# Stated goal
Exclude the pictures and retype the entries as written.

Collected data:
..........
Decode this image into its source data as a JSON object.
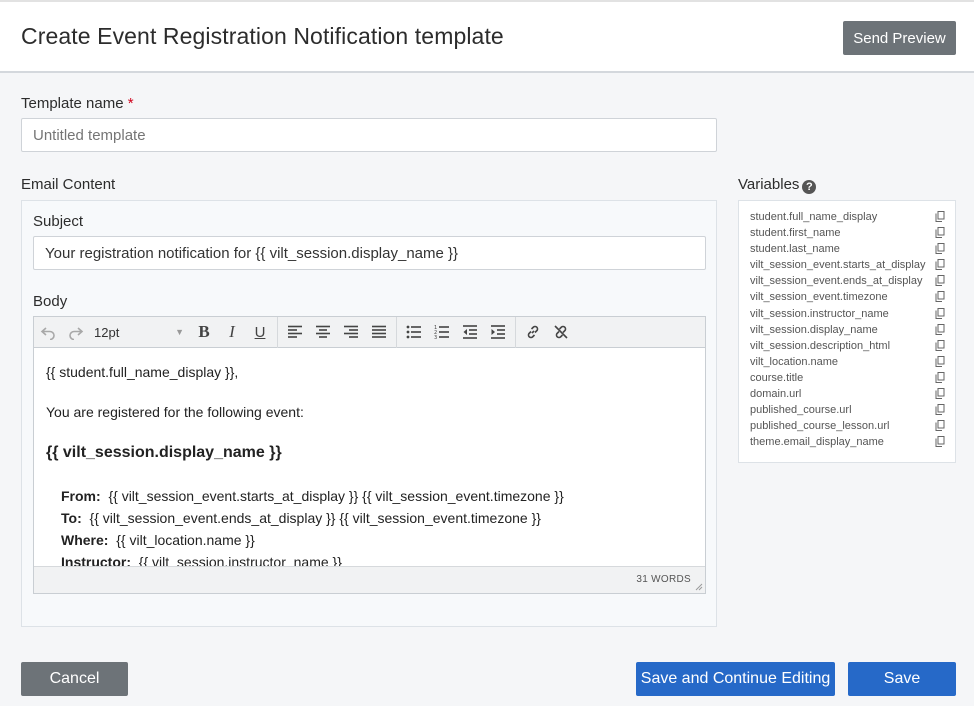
{
  "header": {
    "title": "Create Event Registration Notification template",
    "send_preview_label": "Send Preview"
  },
  "template_name": {
    "label": "Template name",
    "required_mark": "*",
    "placeholder": "Untitled template"
  },
  "email_content": {
    "label": "Email Content",
    "subject_label": "Subject",
    "subject_value": "Your registration notification for {{ vilt_session.display_name }}",
    "body_label": "Body",
    "font_size": "12pt",
    "word_count": "31 WORDS",
    "body": {
      "greeting": "{{ student.full_name_display }},",
      "intro": "You are registered for the following event:",
      "heading": "{{ vilt_session.display_name }}",
      "rows": [
        {
          "label": "From:",
          "value": "{{ vilt_session_event.starts_at_display }} {{ vilt_session_event.timezone }}"
        },
        {
          "label": "To:",
          "value": "{{ vilt_session_event.ends_at_display }} {{ vilt_session_event.timezone }}"
        },
        {
          "label": "Where:",
          "value": "{{ vilt_location.name }}"
        },
        {
          "label": "Instructor:",
          "value": "{{ vilt_session.instructor_name }}"
        }
      ]
    }
  },
  "variables": {
    "title": "Variables",
    "help_glyph": "?",
    "items": [
      "student.full_name_display",
      "student.first_name",
      "student.last_name",
      "vilt_session_event.starts_at_display",
      "vilt_session_event.ends_at_display",
      "vilt_session_event.timezone",
      "vilt_session.instructor_name",
      "vilt_session.display_name",
      "vilt_session.description_html",
      "vilt_location.name",
      "course.title",
      "domain.url",
      "published_course.url",
      "published_course_lesson.url",
      "theme.email_display_name"
    ]
  },
  "footer": {
    "cancel_label": "Cancel",
    "save_continue_label": "Save and Continue Editing",
    "save_label": "Save"
  },
  "colors": {
    "primary": "#2669c8",
    "secondary": "#6d7378",
    "required": "#d0021b"
  }
}
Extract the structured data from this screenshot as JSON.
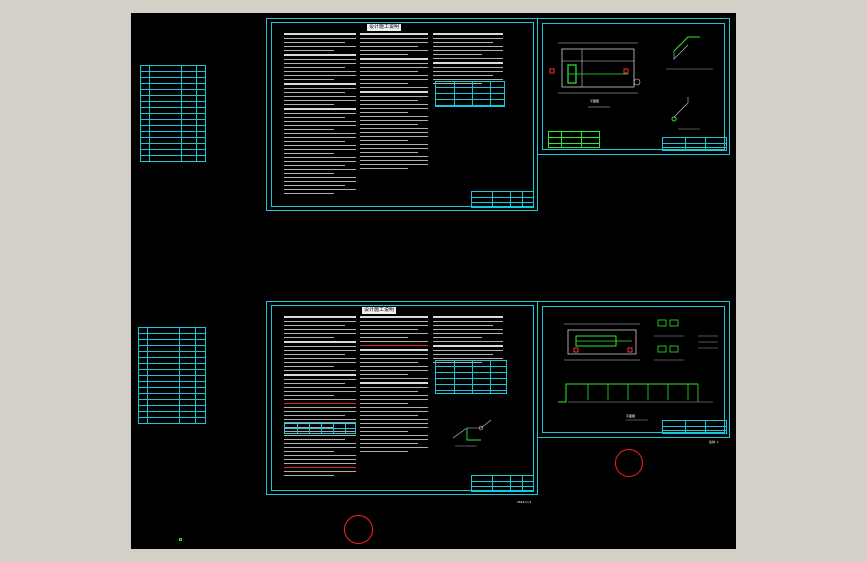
{
  "window": {
    "background_color": "#d4d0c8",
    "canvas_color": "#000000",
    "accent_cyan": "#18c8d8",
    "marker_red": "#ff2020",
    "highlight_green": "#2ee82e"
  },
  "sheets": {
    "upper_notes": {
      "title": "设计施工说明"
    },
    "lower_notes": {
      "title": "设计施工说明"
    },
    "upper_plan": {
      "caption": "平面图"
    },
    "lower_plan": {
      "caption": "平面图"
    },
    "lower_plan_sheet_no": "给排-1"
  },
  "bottom_label": "2024/1/1",
  "icons": [
    "red-circle-marker-icon",
    "ucs-origin-icon"
  ]
}
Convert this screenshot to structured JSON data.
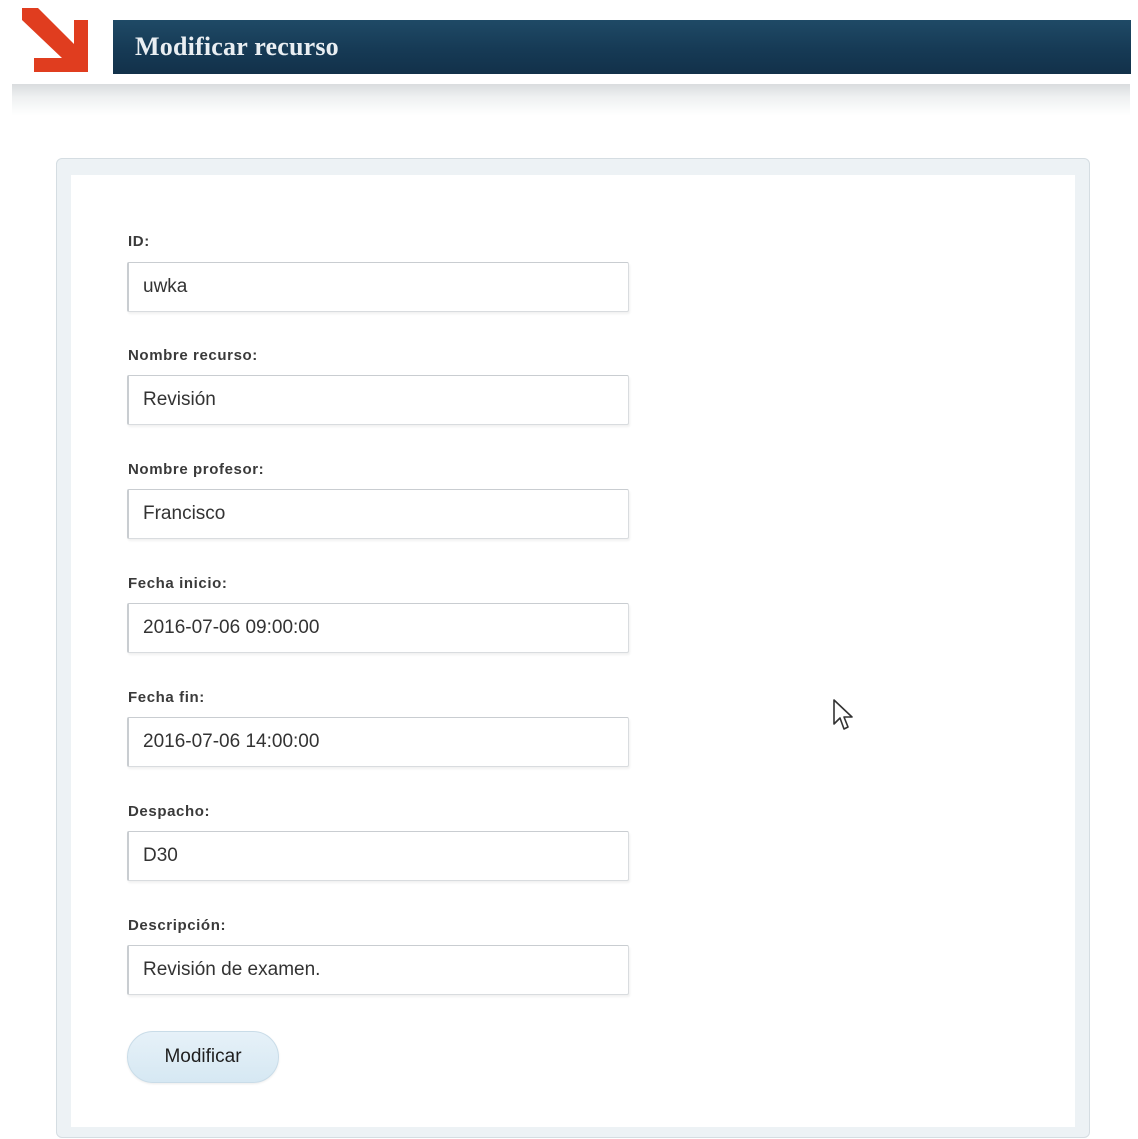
{
  "header": {
    "title": "Modificar recurso"
  },
  "form": {
    "fields": [
      {
        "label": "ID:",
        "value": "uwka"
      },
      {
        "label": "Nombre recurso:",
        "value": "Revisión"
      },
      {
        "label": "Nombre profesor:",
        "value": "Francisco"
      },
      {
        "label": "Fecha inicio:",
        "value": "2016-07-06 09:00:00"
      },
      {
        "label": "Fecha fin:",
        "value": "2016-07-06 14:00:00"
      },
      {
        "label": "Despacho:",
        "value": "D30"
      },
      {
        "label": "Descripción:",
        "value": "Revisión de examen."
      }
    ],
    "submit_label": "Modificar"
  },
  "icons": {
    "logo": "arrow-logo-icon",
    "cursor": "mouse-pointer-icon"
  },
  "colors": {
    "logo_red": "#e03d1f",
    "title_bar": "#163a55",
    "button_bg": "#d6e8f3"
  }
}
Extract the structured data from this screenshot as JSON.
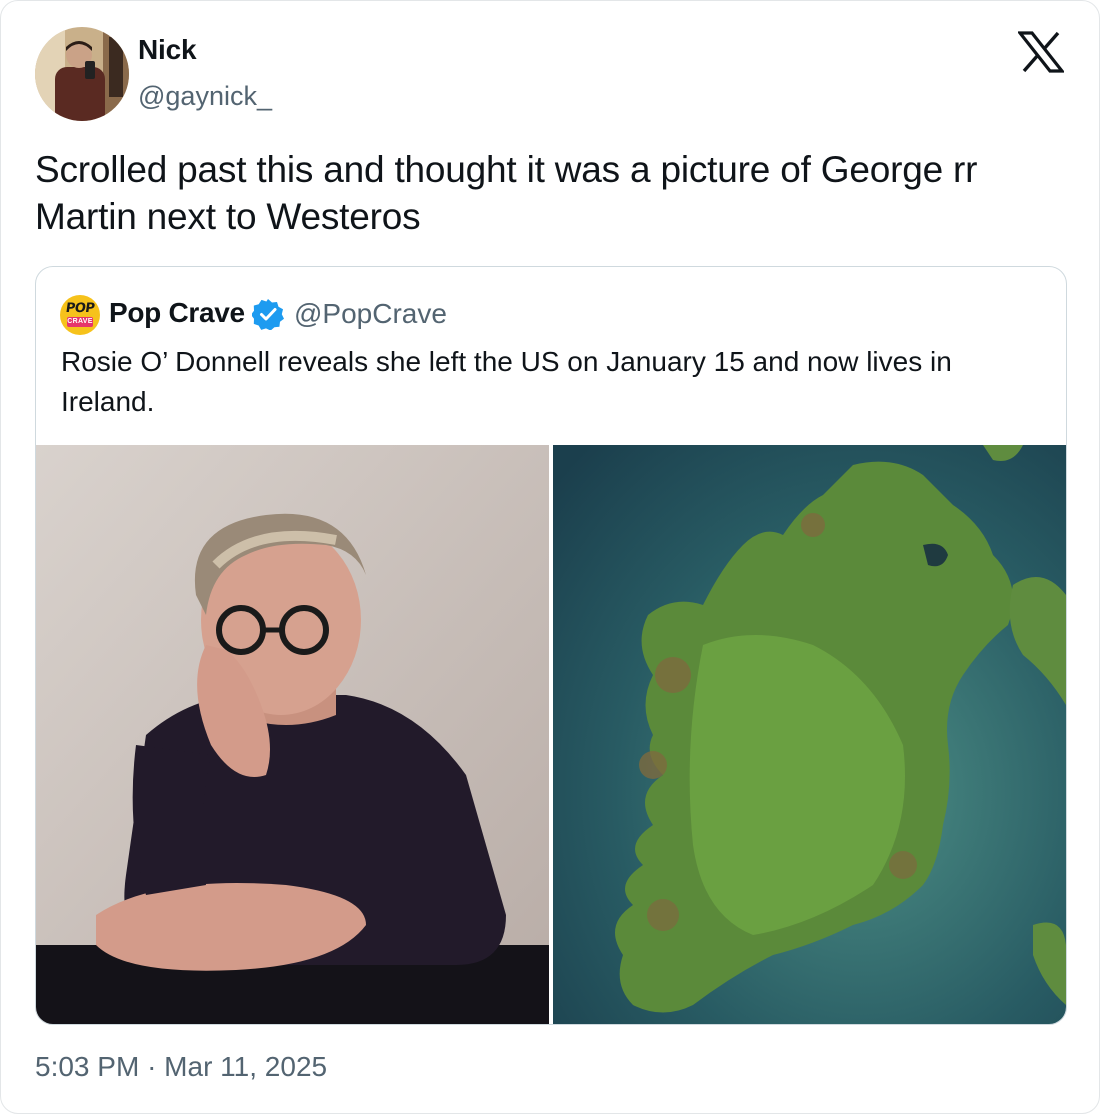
{
  "tweet": {
    "author": {
      "display_name": "Nick",
      "handle": "@gaynick_",
      "avatar_icon": "user-avatar-photo"
    },
    "platform_icon": "x-logo-icon",
    "text": "Scrolled past this and thought it was a picture of George rr Martin next to Westeros",
    "time": "5:03 PM",
    "separator": "·",
    "date": "Mar 11, 2025"
  },
  "quote": {
    "author": {
      "display_name": "Pop Crave",
      "handle": "@PopCrave",
      "verified": true,
      "avatar_logo_text_top": "POP",
      "avatar_logo_text_bottom": "CRAVE"
    },
    "text": "Rosie O’ Donnell reveals she left the US on January 15 and now lives in Ireland.",
    "media": [
      {
        "kind": "portrait-photo",
        "icon": "person-photo"
      },
      {
        "kind": "satellite-map",
        "icon": "ireland-satellite-image"
      }
    ]
  },
  "colors": {
    "primary_text": "#0f1419",
    "secondary_text": "#536471",
    "border": "#cfd9de",
    "verified_blue": "#1d9bf0",
    "popcrave_yellow": "#f6c21b",
    "popcrave_pink": "#e6346b"
  }
}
..........
# Exercise answer
Decode this image into its source data as a JSON object.
{
  "header": {
    "title": "Create Event Registration Notification template",
    "send_preview_label": "Send Preview"
  },
  "template_name": {
    "label": "Template name",
    "required_mark": "*",
    "placeholder": "Untitled template"
  },
  "email_content": {
    "label": "Email Content",
    "subject_label": "Subject",
    "subject_value": "Your registration notification for {{ vilt_session.display_name }}",
    "body_label": "Body",
    "font_size": "12pt",
    "word_count": "31 WORDS",
    "body": {
      "greeting": "{{ student.full_name_display }},",
      "intro": "You are registered for the following event:",
      "heading": "{{ vilt_session.display_name }}",
      "rows": [
        {
          "label": "From:",
          "value": "{{ vilt_session_event.starts_at_display }} {{ vilt_session_event.timezone }}"
        },
        {
          "label": "To:",
          "value": "{{ vilt_session_event.ends_at_display }} {{ vilt_session_event.timezone }}"
        },
        {
          "label": "Where:",
          "value": "{{ vilt_location.name }}"
        },
        {
          "label": "Instructor:",
          "value": "{{ vilt_session.instructor_name }}"
        }
      ]
    }
  },
  "variables": {
    "title": "Variables",
    "help_glyph": "?",
    "items": [
      "student.full_name_display",
      "student.first_name",
      "student.last_name",
      "vilt_session_event.starts_at_display",
      "vilt_session_event.ends_at_display",
      "vilt_session_event.timezone",
      "vilt_session.instructor_name",
      "vilt_session.display_name",
      "vilt_session.description_html",
      "vilt_location.name",
      "course.title",
      "domain.url",
      "published_course.url",
      "published_course_lesson.url",
      "theme.email_display_name"
    ]
  },
  "footer": {
    "cancel_label": "Cancel",
    "save_continue_label": "Save and Continue Editing",
    "save_label": "Save"
  },
  "colors": {
    "primary": "#2669c8",
    "secondary": "#6d7378",
    "required": "#d0021b"
  }
}
Extract the structured data from this screenshot as JSON.
{
  "window": {
    "background_color": "#d4d0c8",
    "canvas_color": "#000000",
    "accent_cyan": "#18c8d8",
    "marker_red": "#ff2020",
    "highlight_green": "#2ee82e"
  },
  "sheets": {
    "upper_notes": {
      "title": "设计施工说明"
    },
    "lower_notes": {
      "title": "设计施工说明"
    },
    "upper_plan": {
      "caption": "平面图"
    },
    "lower_plan": {
      "caption": "平面图"
    },
    "lower_plan_sheet_no": "给排-1"
  },
  "bottom_label": "2024/1/1",
  "icons": [
    "red-circle-marker-icon",
    "ucs-origin-icon"
  ]
}
Convert this screenshot to structured JSON data.
{
  "header": {
    "title": "Modificar recurso"
  },
  "form": {
    "fields": [
      {
        "label": "ID:",
        "value": "uwka"
      },
      {
        "label": "Nombre recurso:",
        "value": "Revisión"
      },
      {
        "label": "Nombre profesor:",
        "value": "Francisco"
      },
      {
        "label": "Fecha inicio:",
        "value": "2016-07-06 09:00:00"
      },
      {
        "label": "Fecha fin:",
        "value": "2016-07-06 14:00:00"
      },
      {
        "label": "Despacho:",
        "value": "D30"
      },
      {
        "label": "Descripción:",
        "value": "Revisión de examen."
      }
    ],
    "submit_label": "Modificar"
  },
  "icons": {
    "logo": "arrow-logo-icon",
    "cursor": "mouse-pointer-icon"
  },
  "colors": {
    "logo_red": "#e03d1f",
    "title_bar": "#163a55",
    "button_bg": "#d6e8f3"
  }
}
Extract the structured data from this screenshot as JSON.
{
  "tweet": {
    "author": {
      "display_name": "Nick",
      "handle": "@gaynick_",
      "avatar_icon": "user-avatar-photo"
    },
    "platform_icon": "x-logo-icon",
    "text": "Scrolled past this and thought it was a picture of George rr Martin next to Westeros",
    "time": "5:03 PM",
    "separator": "·",
    "date": "Mar 11, 2025"
  },
  "quote": {
    "author": {
      "display_name": "Pop Crave",
      "handle": "@PopCrave",
      "verified": true,
      "avatar_logo_text_top": "POP",
      "avatar_logo_text_bottom": "CRAVE"
    },
    "text": "Rosie O’ Donnell reveals she left the US on January 15 and now lives in Ireland.",
    "media": [
      {
        "kind": "portrait-photo",
        "icon": "person-photo"
      },
      {
        "kind": "satellite-map",
        "icon": "ireland-satellite-image"
      }
    ]
  },
  "colors": {
    "primary_text": "#0f1419",
    "secondary_text": "#536471",
    "border": "#cfd9de",
    "verified_blue": "#1d9bf0",
    "popcrave_yellow": "#f6c21b",
    "popcrave_pink": "#e6346b"
  }
}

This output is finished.